■ Short problem: Write every line of the material out exactly as shown.

----- Dataset records -----

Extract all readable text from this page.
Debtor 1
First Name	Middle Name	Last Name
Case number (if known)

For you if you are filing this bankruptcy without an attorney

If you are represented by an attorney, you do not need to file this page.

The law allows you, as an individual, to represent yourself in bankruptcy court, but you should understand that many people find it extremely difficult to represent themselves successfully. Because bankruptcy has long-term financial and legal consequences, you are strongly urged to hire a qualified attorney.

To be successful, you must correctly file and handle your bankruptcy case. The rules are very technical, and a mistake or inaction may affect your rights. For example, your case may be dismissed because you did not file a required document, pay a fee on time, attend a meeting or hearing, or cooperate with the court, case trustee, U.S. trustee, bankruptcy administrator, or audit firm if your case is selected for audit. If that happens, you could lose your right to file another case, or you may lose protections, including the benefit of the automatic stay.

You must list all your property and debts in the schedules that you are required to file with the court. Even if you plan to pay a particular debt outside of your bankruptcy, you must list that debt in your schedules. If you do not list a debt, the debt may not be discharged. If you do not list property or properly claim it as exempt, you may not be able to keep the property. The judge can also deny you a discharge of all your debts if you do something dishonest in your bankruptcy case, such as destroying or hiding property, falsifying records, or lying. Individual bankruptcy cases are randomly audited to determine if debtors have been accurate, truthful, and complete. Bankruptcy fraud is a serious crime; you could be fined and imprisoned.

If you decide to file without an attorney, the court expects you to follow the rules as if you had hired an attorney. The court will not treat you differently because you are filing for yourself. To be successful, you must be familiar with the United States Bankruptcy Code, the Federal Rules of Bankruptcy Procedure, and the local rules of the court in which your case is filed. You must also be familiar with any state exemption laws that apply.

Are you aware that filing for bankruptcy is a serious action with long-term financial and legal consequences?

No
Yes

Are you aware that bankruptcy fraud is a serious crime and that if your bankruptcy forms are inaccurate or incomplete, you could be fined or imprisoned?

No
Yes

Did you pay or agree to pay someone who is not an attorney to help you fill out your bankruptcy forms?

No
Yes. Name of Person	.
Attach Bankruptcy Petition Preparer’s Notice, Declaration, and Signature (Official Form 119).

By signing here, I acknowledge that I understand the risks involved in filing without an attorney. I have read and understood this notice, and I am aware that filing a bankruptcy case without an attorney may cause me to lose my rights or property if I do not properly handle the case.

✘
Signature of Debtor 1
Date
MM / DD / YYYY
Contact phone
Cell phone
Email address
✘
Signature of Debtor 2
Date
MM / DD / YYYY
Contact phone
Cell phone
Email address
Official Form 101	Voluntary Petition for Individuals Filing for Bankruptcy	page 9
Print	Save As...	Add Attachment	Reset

-----

■ Finished exercise:
Extract all readable text from this page.
Debtor 1
First Name	Middle Name	Last Name
Case number (if known)

For you if you are filing this bankruptcy without an attorney

If you are represented by an attorney, you do not need to file this page.

The law allows you, as an individual, to represent yourself in bankruptcy court, but you should understand that many people find it extremely difficult to represent themselves successfully. Because bankruptcy has long-term financial and legal consequences, you are strongly urged to hire a qualified attorney.

To be successful, you must correctly file and handle your bankruptcy case. The rules are very technical, and a mistake or inaction may affect your rights. For example, your case may be dismissed because you did not file a required document, pay a fee on time, attend a meeting or hearing, or cooperate with the court, case trustee, U.S. trustee, bankruptcy administrator, or audit firm if your case is selected for audit. If that happens, you could lose your right to file another case, or you may lose protections, including the benefit of the automatic stay.

You must list all your property and debts in the schedules that you are required to file with the court. Even if you plan to pay a particular debt outside of your bankruptcy, you must list that debt in your schedules. If you do not list a debt, the debt may not be discharged. If you do not list property or properly claim it as exempt, you may not be able to keep the property. The judge can also deny you a discharge of all your debts if you do something dishonest in your bankruptcy case, such as destroying or hiding property, falsifying records, or lying. Individual bankruptcy cases are randomly audited to determine if debtors have been accurate, truthful, and complete. Bankruptcy fraud is a serious crime; you could be fined and imprisoned.

If you decide to file without an attorney, the court expects you to follow the rules as if you had hired an attorney. The court will not treat you differently because you are filing for yourself. To be successful, you must be familiar with the United States Bankruptcy Code, the Federal Rules of Bankruptcy Procedure, and the local rules of the court in which your case is filed. You must also be familiar with any state exemption laws that apply.

Are you aware that filing for bankruptcy is a serious action with long-term financial and legal consequences?

No
Yes

Are you aware that bankruptcy fraud is a serious crime and that if your bankruptcy forms are inaccurate or incomplete, you could be fined or imprisoned?

No
Yes

Did you pay or agree to pay someone who is not an attorney to help you fill out your bankruptcy forms?

No
Yes. Name of Person	.
Attach Bankruptcy Petition Preparer’s Notice, Declaration, and Signature (Official Form 119).

By signing here, I acknowledge that I understand the risks involved in filing without an attorney. I have read and understood this notice, and I am aware that filing a bankruptcy case without an attorney may cause me to lose my rights or property if I do not properly handle the case.

✘
Signature of Debtor 1
Date
MM / DD / YYYY
Contact phone
Cell phone
Email address
✘
Signature of Debtor 2
Date
MM / DD / YYYY
Contact phone
Cell phone
Email address
Official Form 101	Voluntary Petition for Individuals Filing for Bankruptcy	page 9
Print	Save As...	Add Attachment	Reset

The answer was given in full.